PROVIDED DATA:
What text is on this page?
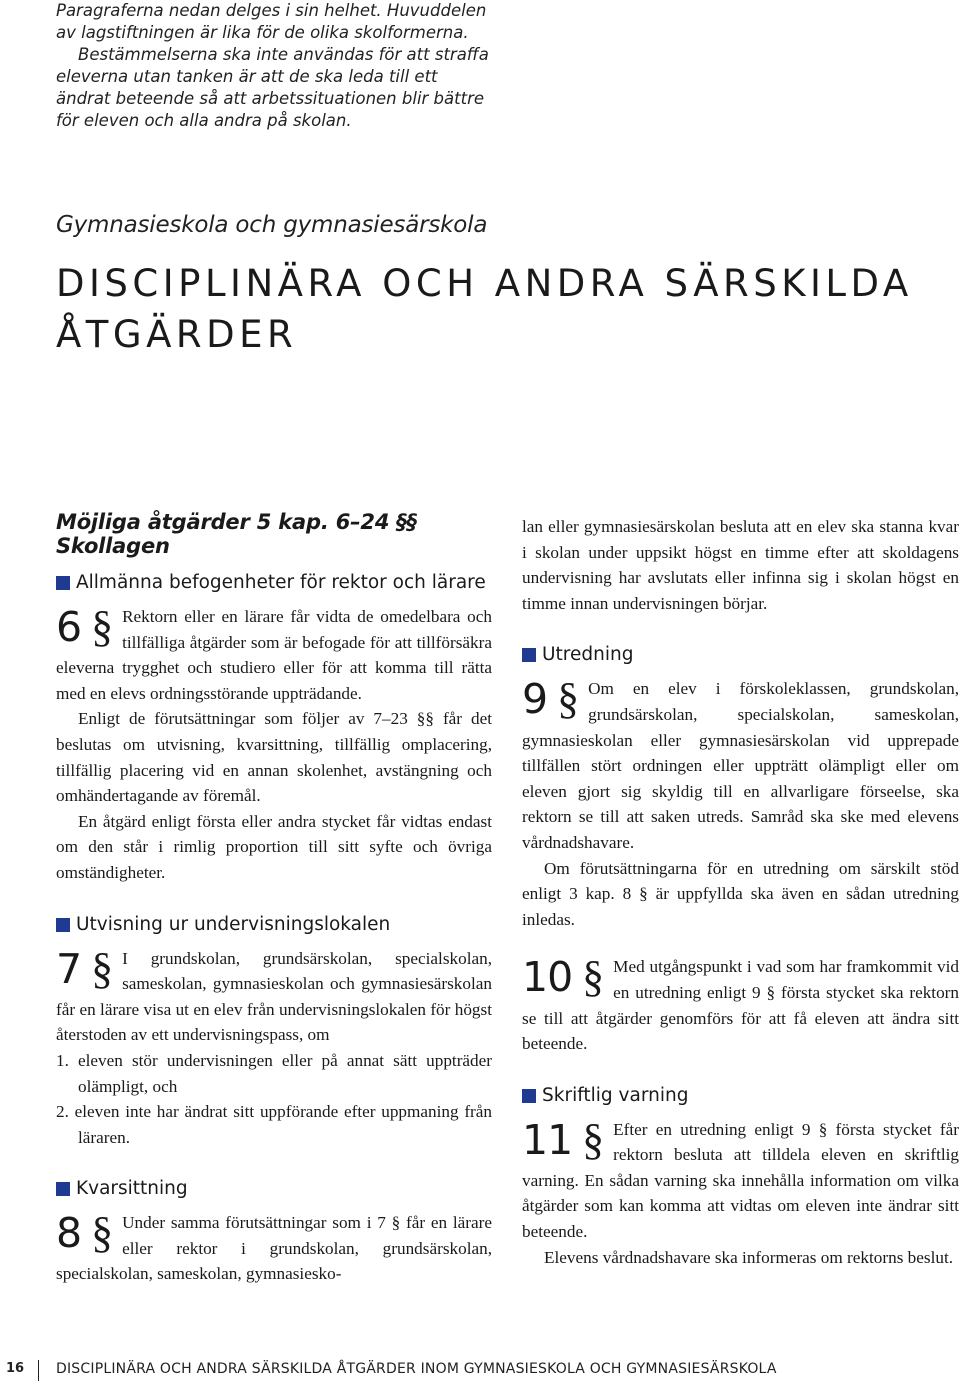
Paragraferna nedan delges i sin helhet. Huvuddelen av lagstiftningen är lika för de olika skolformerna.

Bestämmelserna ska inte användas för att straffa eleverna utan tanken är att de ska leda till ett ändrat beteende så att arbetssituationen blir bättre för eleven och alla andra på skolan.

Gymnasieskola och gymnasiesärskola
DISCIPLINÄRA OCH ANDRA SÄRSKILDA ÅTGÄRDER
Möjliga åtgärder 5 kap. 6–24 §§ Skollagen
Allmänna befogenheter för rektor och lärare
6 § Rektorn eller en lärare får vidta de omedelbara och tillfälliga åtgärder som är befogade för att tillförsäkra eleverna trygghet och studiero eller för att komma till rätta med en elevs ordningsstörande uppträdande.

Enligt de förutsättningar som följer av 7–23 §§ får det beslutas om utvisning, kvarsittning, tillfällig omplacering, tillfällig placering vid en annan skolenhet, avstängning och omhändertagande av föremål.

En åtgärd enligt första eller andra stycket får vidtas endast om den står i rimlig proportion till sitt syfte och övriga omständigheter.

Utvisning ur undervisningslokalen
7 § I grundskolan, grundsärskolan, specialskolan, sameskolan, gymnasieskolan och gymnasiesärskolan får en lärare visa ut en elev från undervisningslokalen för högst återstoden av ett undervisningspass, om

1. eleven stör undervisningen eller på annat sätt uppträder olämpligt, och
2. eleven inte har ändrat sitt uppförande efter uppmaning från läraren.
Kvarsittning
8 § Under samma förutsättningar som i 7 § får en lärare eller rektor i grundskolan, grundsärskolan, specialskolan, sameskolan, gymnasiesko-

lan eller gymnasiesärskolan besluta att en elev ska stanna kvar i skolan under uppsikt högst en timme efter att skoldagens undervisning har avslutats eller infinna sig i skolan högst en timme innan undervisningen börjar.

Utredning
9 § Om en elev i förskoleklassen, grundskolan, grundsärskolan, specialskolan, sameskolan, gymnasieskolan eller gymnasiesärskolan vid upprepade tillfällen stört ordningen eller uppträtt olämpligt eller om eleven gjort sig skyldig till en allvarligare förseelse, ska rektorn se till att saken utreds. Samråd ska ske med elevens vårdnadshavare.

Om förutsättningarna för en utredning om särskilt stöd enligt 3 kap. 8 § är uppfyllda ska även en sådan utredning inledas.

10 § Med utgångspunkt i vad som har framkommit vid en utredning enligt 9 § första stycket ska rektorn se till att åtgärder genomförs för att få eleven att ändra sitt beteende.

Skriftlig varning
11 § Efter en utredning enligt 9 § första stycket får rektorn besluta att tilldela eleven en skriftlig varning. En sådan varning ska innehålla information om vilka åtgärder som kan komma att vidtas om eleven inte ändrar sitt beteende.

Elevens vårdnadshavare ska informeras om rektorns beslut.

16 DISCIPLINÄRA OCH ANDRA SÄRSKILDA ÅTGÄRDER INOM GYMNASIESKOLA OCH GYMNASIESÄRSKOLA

* * *

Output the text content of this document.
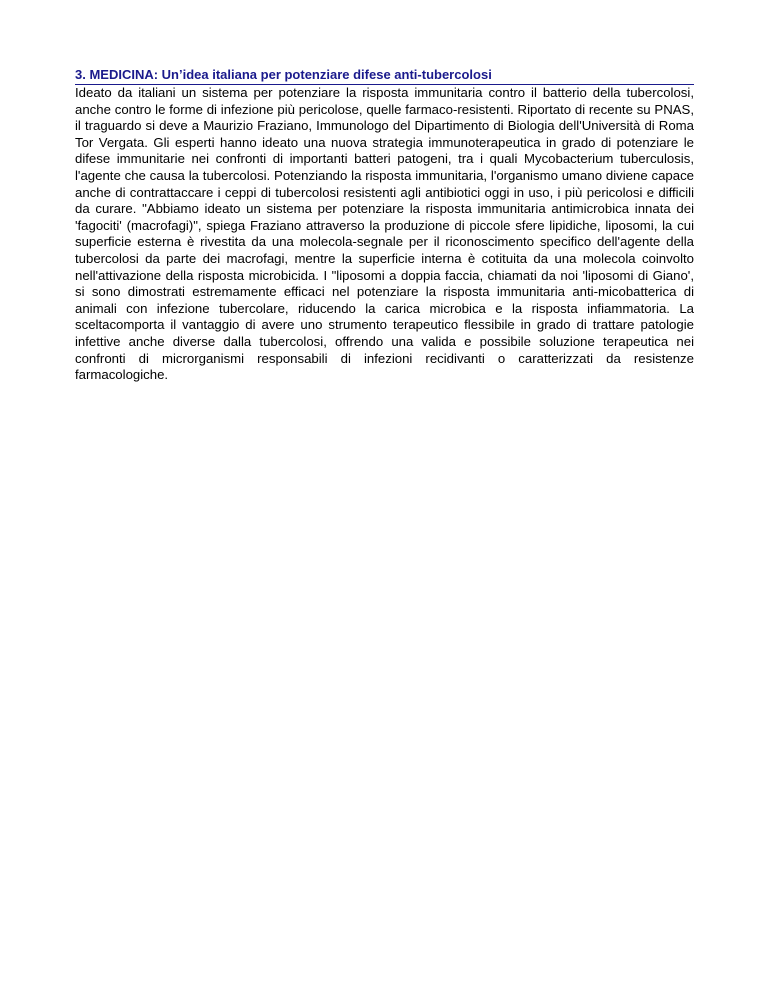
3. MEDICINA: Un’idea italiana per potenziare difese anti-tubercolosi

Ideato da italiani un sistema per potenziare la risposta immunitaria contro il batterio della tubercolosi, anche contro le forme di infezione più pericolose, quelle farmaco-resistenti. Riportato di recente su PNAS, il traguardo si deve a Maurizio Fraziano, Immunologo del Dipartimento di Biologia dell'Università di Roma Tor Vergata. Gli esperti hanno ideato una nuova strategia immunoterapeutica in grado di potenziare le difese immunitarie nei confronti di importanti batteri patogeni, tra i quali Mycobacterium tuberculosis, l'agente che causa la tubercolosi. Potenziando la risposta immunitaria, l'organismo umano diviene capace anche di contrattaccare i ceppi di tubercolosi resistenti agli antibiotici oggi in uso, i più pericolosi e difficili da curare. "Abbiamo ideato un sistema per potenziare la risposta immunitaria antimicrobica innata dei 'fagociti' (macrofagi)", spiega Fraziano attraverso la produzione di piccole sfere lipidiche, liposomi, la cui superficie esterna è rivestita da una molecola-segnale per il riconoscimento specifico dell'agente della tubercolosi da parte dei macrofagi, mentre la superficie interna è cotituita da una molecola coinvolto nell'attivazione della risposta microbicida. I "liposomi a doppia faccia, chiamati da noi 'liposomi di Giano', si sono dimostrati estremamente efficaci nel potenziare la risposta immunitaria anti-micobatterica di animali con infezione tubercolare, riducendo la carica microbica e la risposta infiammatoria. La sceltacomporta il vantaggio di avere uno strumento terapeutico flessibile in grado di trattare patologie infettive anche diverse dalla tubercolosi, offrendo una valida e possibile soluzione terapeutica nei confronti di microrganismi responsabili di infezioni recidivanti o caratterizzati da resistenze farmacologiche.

TASK REQUIREMENTS: A single figure is required: the number of lines above in which the string "DISCIPLINÄRA" appears.

OUTPUT OF THE EXERCISE: 2